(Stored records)
========================================================================

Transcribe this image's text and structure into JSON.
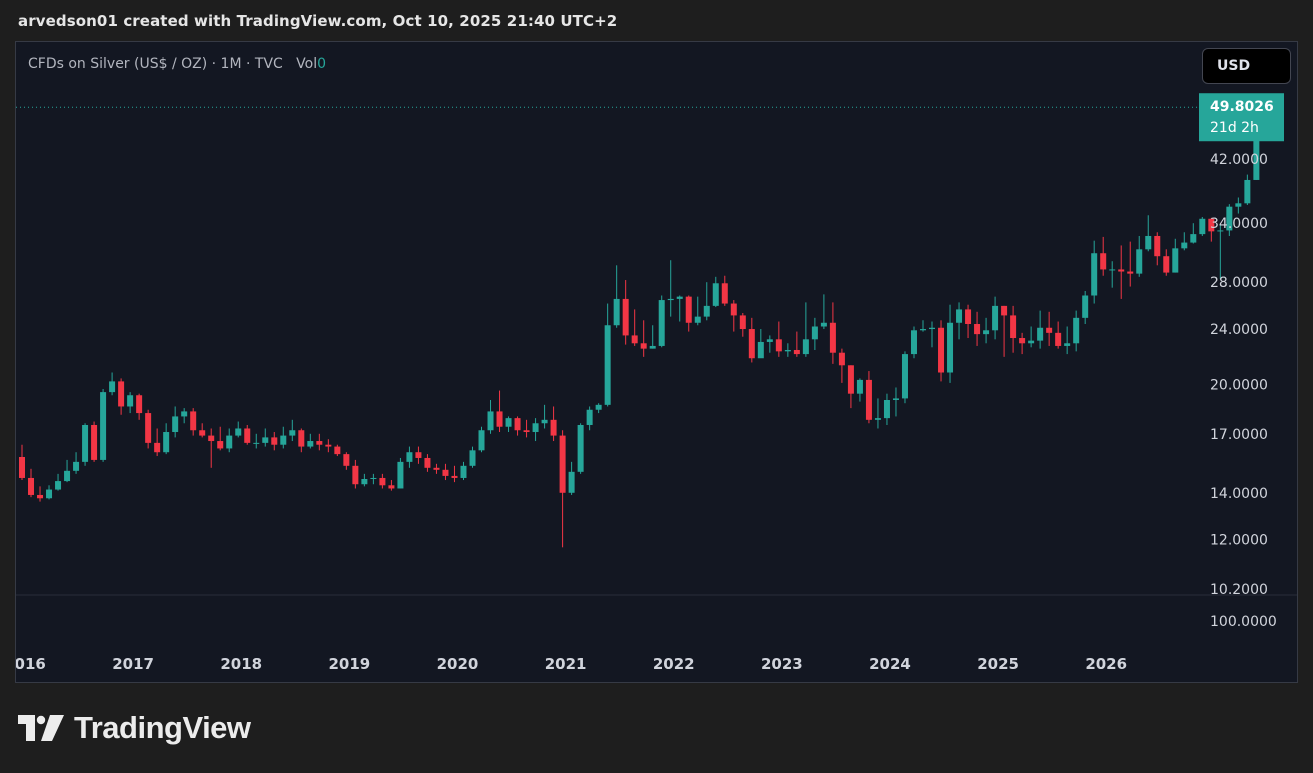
{
  "header": {
    "attribution": "arvedson01 created with TradingView.com, Oct 10, 2025 21:40 UTC+2"
  },
  "symbol": {
    "label": "CFDs on Silver (US$ / OZ) · 1M · TVC",
    "vol_label": "Vol",
    "vol_value": "0"
  },
  "currency_button": {
    "label": "USD"
  },
  "last_price": {
    "value": "49.8026",
    "countdown": "21d 2h"
  },
  "footer": {
    "brand": "TradingView"
  },
  "colors": {
    "up": "#26a69a",
    "down": "#f23645",
    "panel": "#131722",
    "grid_line": "#2a2e39",
    "text": "#d1d4dc",
    "price_tag": "#26a69a"
  },
  "chart_data": {
    "type": "candlestick",
    "title": "CFDs on Silver (US$ / OZ) · 1M · TVC",
    "interval": "1M",
    "scale": "log",
    "ylim": [
      10.2,
      52
    ],
    "y_ticks": [
      "42.0000",
      "34.0000",
      "28.0000",
      "24.0000",
      "20.0000",
      "17.0000",
      "14.0000",
      "12.0000",
      "10.2000"
    ],
    "y_tick_values": [
      42,
      34,
      28,
      24,
      20,
      17,
      14,
      12,
      10.2
    ],
    "volume_pane_tick": "100.0000",
    "x_ticks": [
      "2016",
      "2017",
      "2018",
      "2019",
      "2020",
      "2021",
      "2022",
      "2023",
      "2024",
      "2025",
      "2026"
    ],
    "start_month": "2016-01",
    "last_price": 49.8026,
    "candles": [
      [
        15.75,
        14.7,
        16.4,
        14.6
      ],
      [
        14.7,
        13.9,
        15.15,
        13.8
      ],
      [
        13.9,
        13.75,
        14.3,
        13.6
      ],
      [
        13.75,
        14.15,
        14.35,
        13.7
      ],
      [
        14.15,
        14.55,
        14.9,
        14.1
      ],
      [
        14.55,
        15.05,
        15.6,
        14.5
      ],
      [
        15.05,
        15.5,
        16.0,
        14.9
      ],
      [
        15.5,
        17.5,
        17.6,
        15.3
      ],
      [
        17.5,
        15.6,
        17.7,
        15.5
      ],
      [
        15.6,
        19.5,
        19.7,
        15.5
      ],
      [
        19.5,
        20.2,
        20.8,
        19.3
      ],
      [
        20.2,
        18.6,
        20.4,
        18.1
      ],
      [
        18.6,
        19.3,
        19.5,
        18.2
      ],
      [
        19.3,
        18.2,
        19.4,
        17.8
      ],
      [
        18.2,
        16.5,
        18.4,
        16.2
      ],
      [
        16.5,
        16.0,
        17.3,
        15.8
      ],
      [
        16.0,
        17.1,
        17.6,
        15.9
      ],
      [
        17.1,
        18.0,
        18.6,
        16.8
      ],
      [
        18.0,
        18.3,
        18.5,
        17.6
      ],
      [
        18.3,
        17.2,
        18.5,
        16.9
      ],
      [
        17.2,
        16.9,
        17.6,
        16.8
      ],
      [
        16.9,
        16.6,
        17.3,
        15.2
      ],
      [
        16.6,
        16.2,
        17.4,
        16.1
      ],
      [
        16.2,
        16.9,
        17.3,
        16.0
      ],
      [
        16.9,
        17.3,
        17.7,
        16.8
      ],
      [
        17.3,
        16.5,
        17.5,
        16.4
      ],
      [
        16.5,
        16.5,
        17.0,
        16.2
      ],
      [
        16.5,
        16.8,
        17.3,
        16.3
      ],
      [
        16.8,
        16.4,
        17.1,
        16.1
      ],
      [
        16.4,
        16.9,
        17.4,
        16.2
      ],
      [
        16.9,
        17.2,
        17.8,
        16.6
      ],
      [
        17.2,
        16.3,
        17.3,
        16.0
      ],
      [
        16.3,
        16.6,
        17.0,
        16.2
      ],
      [
        16.6,
        16.4,
        17.0,
        16.1
      ],
      [
        16.4,
        16.3,
        16.7,
        16.0
      ],
      [
        16.3,
        15.9,
        16.4,
        15.8
      ],
      [
        15.9,
        15.3,
        16.0,
        15.1
      ],
      [
        15.3,
        14.4,
        15.6,
        14.2
      ],
      [
        14.4,
        14.65,
        14.9,
        14.3
      ],
      [
        14.65,
        14.7,
        14.9,
        14.4
      ],
      [
        14.7,
        14.35,
        14.9,
        14.2
      ],
      [
        14.35,
        14.2,
        14.6,
        14.1
      ],
      [
        14.2,
        15.5,
        15.7,
        14.2
      ],
      [
        15.5,
        16.0,
        16.3,
        15.2
      ],
      [
        16.0,
        15.7,
        16.3,
        15.4
      ],
      [
        15.7,
        15.2,
        15.9,
        15.0
      ],
      [
        15.2,
        15.1,
        15.4,
        14.9
      ],
      [
        15.1,
        14.8,
        15.4,
        14.6
      ],
      [
        14.8,
        14.7,
        15.3,
        14.5
      ],
      [
        14.7,
        15.3,
        15.5,
        14.6
      ],
      [
        15.3,
        16.1,
        16.3,
        15.2
      ],
      [
        16.1,
        17.2,
        17.4,
        16.0
      ],
      [
        17.2,
        18.3,
        19.0,
        17.0
      ],
      [
        18.3,
        17.4,
        19.6,
        17.1
      ],
      [
        17.4,
        17.9,
        18.0,
        17.1
      ],
      [
        17.9,
        17.2,
        18.0,
        16.9
      ],
      [
        17.2,
        17.1,
        17.8,
        16.8
      ],
      [
        17.1,
        17.6,
        17.9,
        16.6
      ],
      [
        17.6,
        17.8,
        18.7,
        17.3
      ],
      [
        17.8,
        16.9,
        18.6,
        16.6
      ],
      [
        16.9,
        14.0,
        17.2,
        11.7
      ],
      [
        14.0,
        15.0,
        15.5,
        13.9
      ],
      [
        15.0,
        17.5,
        17.6,
        14.9
      ],
      [
        17.5,
        18.4,
        18.6,
        17.2
      ],
      [
        18.4,
        18.7,
        18.8,
        18.2
      ],
      [
        18.7,
        24.3,
        26.1,
        18.6
      ],
      [
        24.3,
        26.5,
        29.6,
        24.1
      ],
      [
        26.5,
        23.5,
        28.2,
        22.8
      ],
      [
        23.5,
        22.9,
        25.6,
        22.7
      ],
      [
        22.9,
        22.5,
        24.7,
        21.9
      ],
      [
        22.5,
        22.7,
        24.3,
        22.5
      ],
      [
        22.7,
        26.4,
        26.8,
        22.6
      ],
      [
        26.4,
        26.5,
        30.1,
        25.0
      ],
      [
        26.5,
        26.7,
        26.8,
        24.6
      ],
      [
        26.7,
        24.5,
        26.8,
        23.8
      ],
      [
        24.5,
        25.0,
        26.7,
        24.3
      ],
      [
        25.0,
        25.9,
        28.0,
        24.7
      ],
      [
        25.9,
        27.9,
        28.5,
        25.8
      ],
      [
        27.9,
        26.1,
        28.6,
        25.9
      ],
      [
        26.1,
        25.1,
        26.4,
        23.8
      ],
      [
        25.1,
        24.0,
        25.3,
        23.4
      ],
      [
        24.0,
        21.8,
        24.9,
        21.5
      ],
      [
        21.8,
        23.0,
        24.0,
        22.0
      ],
      [
        23.0,
        23.2,
        23.5,
        22.2
      ],
      [
        23.2,
        22.3,
        24.6,
        21.9
      ],
      [
        22.3,
        22.4,
        22.9,
        21.9
      ],
      [
        22.4,
        22.1,
        23.8,
        21.9
      ],
      [
        22.1,
        23.2,
        26.2,
        21.9
      ],
      [
        23.2,
        24.2,
        24.9,
        22.4
      ],
      [
        24.2,
        24.5,
        26.9,
        24.0
      ],
      [
        24.5,
        22.2,
        26.2,
        21.4
      ],
      [
        22.2,
        21.3,
        22.5,
        20.1
      ],
      [
        21.3,
        19.4,
        21.3,
        18.5
      ],
      [
        19.4,
        20.3,
        20.4,
        18.9
      ],
      [
        20.3,
        17.8,
        20.9,
        17.6
      ],
      [
        17.8,
        17.9,
        19.1,
        17.3
      ],
      [
        17.9,
        19.0,
        19.4,
        17.5
      ],
      [
        19.0,
        19.1,
        19.8,
        18.0
      ],
      [
        19.1,
        22.1,
        22.3,
        18.8
      ],
      [
        22.1,
        23.9,
        24.2,
        21.8
      ],
      [
        23.9,
        24.0,
        24.7,
        23.8
      ],
      [
        24.0,
        24.1,
        24.6,
        22.6
      ],
      [
        24.1,
        20.8,
        24.7,
        20.2
      ],
      [
        20.8,
        24.5,
        26.0,
        20.1
      ],
      [
        24.5,
        25.6,
        26.2,
        23.2
      ],
      [
        25.6,
        24.4,
        26.0,
        23.3
      ],
      [
        24.4,
        23.6,
        25.4,
        22.7
      ],
      [
        23.6,
        23.9,
        24.9,
        22.9
      ],
      [
        23.9,
        25.9,
        26.7,
        23.2
      ],
      [
        25.9,
        25.1,
        25.9,
        21.9
      ],
      [
        25.1,
        23.3,
        25.9,
        22.2
      ],
      [
        23.3,
        22.9,
        23.7,
        22.1
      ],
      [
        22.9,
        23.1,
        24.2,
        22.6
      ],
      [
        23.1,
        24.1,
        25.5,
        22.5
      ],
      [
        24.1,
        23.7,
        25.4,
        22.7
      ],
      [
        23.7,
        22.7,
        24.6,
        22.5
      ],
      [
        22.7,
        22.9,
        24.2,
        22.1
      ],
      [
        22.9,
        24.9,
        25.5,
        22.3
      ],
      [
        24.9,
        26.8,
        27.2,
        24.4
      ],
      [
        26.8,
        30.8,
        32.1,
        26.1
      ],
      [
        30.8,
        29.2,
        32.5,
        28.6
      ],
      [
        29.2,
        29.2,
        30.0,
        27.5
      ],
      [
        29.2,
        29.0,
        31.6,
        26.5
      ],
      [
        29.0,
        28.8,
        32.0,
        27.6
      ],
      [
        28.8,
        31.2,
        32.6,
        28.5
      ],
      [
        31.2,
        32.6,
        34.9,
        31.0
      ],
      [
        32.6,
        30.5,
        33.0,
        29.6
      ],
      [
        30.5,
        28.9,
        31.2,
        28.6
      ],
      [
        28.9,
        31.3,
        32.3,
        28.9
      ],
      [
        31.3,
        31.9,
        33.0,
        31.1
      ],
      [
        31.9,
        32.8,
        34.0,
        31.8
      ],
      [
        32.8,
        34.5,
        34.7,
        32.6
      ],
      [
        34.5,
        33.1,
        34.6,
        32.0
      ],
      [
        33.1,
        33.2,
        33.9,
        28.3
      ],
      [
        33.2,
        35.9,
        36.2,
        32.6
      ],
      [
        35.9,
        36.3,
        37.0,
        35.1
      ],
      [
        36.3,
        39.2,
        39.9,
        36.1
      ],
      [
        39.2,
        46.6,
        47.2,
        39.2
      ],
      [
        46.6,
        49.8026,
        51.2,
        46.2
      ]
    ]
  }
}
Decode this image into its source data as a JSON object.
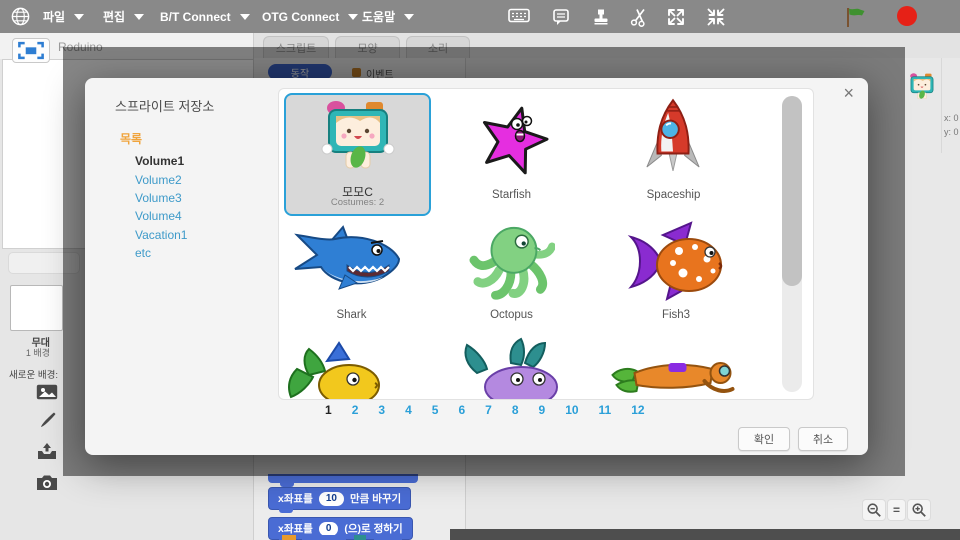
{
  "colors": {
    "menu_bar_bg": "#898989",
    "flag_green": "#3f9130",
    "stop_red": "#e62117",
    "motion_block_blue": "#4a6cd4",
    "selected_border_blue": "#2aa1d8",
    "link_blue": "#3e9ac9",
    "header_orange": "#f0a43c"
  },
  "menu_bar": {
    "items": [
      {
        "label": "파일"
      },
      {
        "label": "편집"
      },
      {
        "label": "B/T Connect"
      },
      {
        "label": "OTG Connect"
      },
      {
        "label": "도움말"
      }
    ]
  },
  "editor": {
    "project_title": "Roduino",
    "tabs": [
      {
        "label": "스크립트"
      },
      {
        "label": "모양"
      },
      {
        "label": "소리"
      }
    ],
    "palette_categories": [
      {
        "label": "동작"
      },
      {
        "label": "이벤트"
      }
    ],
    "stage_panel": {
      "stage_label": "무대",
      "backdrop_count": "1 배경",
      "new_backdrop_label": "새로운 배경:"
    },
    "palette_blocks": [
      {
        "pre": "x좌표를",
        "value": "10",
        "post": "만큼  바꾸기"
      },
      {
        "pre": "x좌표를",
        "value": "0",
        "post": "(으)로  정하기"
      }
    ],
    "sprite_info": {
      "x": "x: 0",
      "y": "y: 0"
    },
    "zoom_controls": {
      "equals": "="
    }
  },
  "modal": {
    "title": "스프라이트 저장소",
    "close_label": "×",
    "sidebar": {
      "header": "목록",
      "items": [
        {
          "label": "Volume1",
          "selected": true
        },
        {
          "label": "Volume2"
        },
        {
          "label": "Volume3"
        },
        {
          "label": "Volume4"
        },
        {
          "label": "Vacation1"
        },
        {
          "label": "etc"
        }
      ]
    },
    "sprites": [
      {
        "label": "모모C",
        "sublabel": "Costumes: 2",
        "selected": true
      },
      {
        "label": "Starfish"
      },
      {
        "label": "Spaceship"
      },
      {
        "label": "Shark"
      },
      {
        "label": "Octopus"
      },
      {
        "label": "Fish3"
      }
    ],
    "pagination": {
      "current": "1",
      "pages": [
        "1",
        "2",
        "3",
        "4",
        "5",
        "6",
        "7",
        "8",
        "9",
        "10",
        "11",
        "12"
      ]
    },
    "buttons": {
      "ok": "확인",
      "cancel": "취소"
    }
  }
}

========================================================================

- _What needs to be done_: Filter the entries down to the lines containing "CFDs". Copy each of those lines.

- _The answer_:
    "label": "CFDs on Silver (US$ / OZ) · 1M · TVC",
    "title": "CFDs on Silver (US$ / OZ) · 1M · TVC",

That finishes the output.